DATASET:
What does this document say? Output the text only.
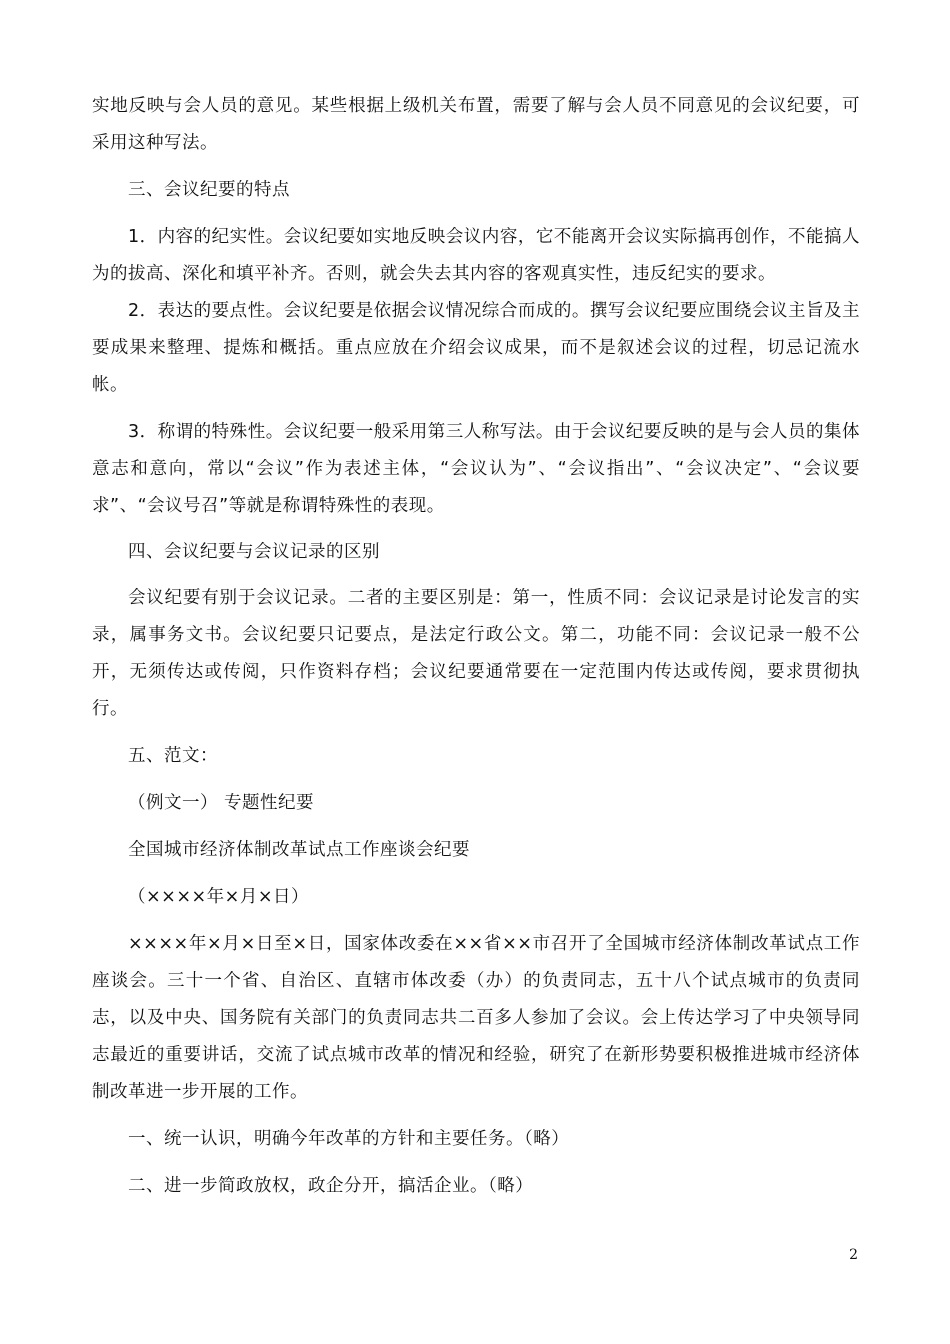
实地反映与会人员的意见。某些根据上级机关布置，需要了解与会人员不同意见的会议纪要，可采用这种写法。

三、会议纪要的特点

1．内容的纪实性。会议纪要如实地反映会议内容，它不能离开会议实际搞再创作，不能搞人为的拔高、深化和填平补齐。否则，就会失去其内容的客观真实性，违反纪实的要求。

2．表达的要点性。会议纪要是依据会议情况综合而成的。撰写会议纪要应围绕会议主旨及主要成果来整理、提炼和概括。重点应放在介绍会议成果，而不是叙述会议的过程，切忌记流水帐。

3．称谓的特殊性。会议纪要一般采用第三人称写法。由于会议纪要反映的是与会人员的集体意志和意向，常以“会议”作为表述主体，“会议认为”、“会议指出”、“会议决定”、“会议要求”、“会议号召”等就是称谓特殊性的表现。

四、会议纪要与会议记录的区别

会议纪要有别于会议记录。二者的主要区别是：第一，性质不同：会议记录是讨论发言的实录，属事务文书。会议纪要只记要点，是法定行政公文。第二，功能不同：会议记录一般不公开，无须传达或传阅，只作资料存档；会议纪要通常要在一定范围内传达或传阅，要求贯彻执行。

五、范文：

（例文一） 专题性纪要

全国城市经济体制改革试点工作座谈会纪要

（××××年×月×日）

××××年×月×日至×日，国家体改委在××省××市召开了全国城市经济体制改革试点工作座谈会。三十一个省、自治区、直辖市体改委（办）的负责同志，五十八个试点城市的负责同志，以及中央、国务院有关部门的负责同志共二百多人参加了会议。会上传达学习了中央领导同志最近的重要讲话，交流了试点城市改革的情况和经验，研究了在新形势要积极推进城市经济体制改革进一步开展的工作。

一、统一认识，明确今年改革的方针和主要任务。（略）

二、进一步简政放权，政企分开，搞活企业。（略）

2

STATED GOAL: Reproduce the material above verbatim; omit every picture.

RESPONSE:
What does this document say? Output the text only.
实地反映与会人员的意见。某些根据上级机关布置，需要了解与会人员不同意见的会议纪要，可采用这种写法。

三、会议纪要的特点

1．内容的纪实性。会议纪要如实地反映会议内容，它不能离开会议实际搞再创作，不能搞人为的拔高、深化和填平补齐。否则，就会失去其内容的客观真实性，违反纪实的要求。

2．表达的要点性。会议纪要是依据会议情况综合而成的。撰写会议纪要应围绕会议主旨及主要成果来整理、提炼和概括。重点应放在介绍会议成果，而不是叙述会议的过程，切忌记流水帐。

3．称谓的特殊性。会议纪要一般采用第三人称写法。由于会议纪要反映的是与会人员的集体意志和意向，常以“会议”作为表述主体，“会议认为”、“会议指出”、“会议决定”、“会议要求”、“会议号召”等就是称谓特殊性的表现。

四、会议纪要与会议记录的区别

会议纪要有别于会议记录。二者的主要区别是：第一，性质不同：会议记录是讨论发言的实录，属事务文书。会议纪要只记要点，是法定行政公文。第二，功能不同：会议记录一般不公开，无须传达或传阅，只作资料存档；会议纪要通常要在一定范围内传达或传阅，要求贯彻执行。

五、范文：

（例文一） 专题性纪要

全国城市经济体制改革试点工作座谈会纪要

（××××年×月×日）

××××年×月×日至×日，国家体改委在××省××市召开了全国城市经济体制改革试点工作座谈会。三十一个省、自治区、直辖市体改委（办）的负责同志，五十八个试点城市的负责同志，以及中央、国务院有关部门的负责同志共二百多人参加了会议。会上传达学习了中央领导同志最近的重要讲话，交流了试点城市改革的情况和经验，研究了在新形势要积极推进城市经济体制改革进一步开展的工作。

一、统一认识，明确今年改革的方针和主要任务。（略）

二、进一步简政放权，政企分开，搞活企业。（略）

2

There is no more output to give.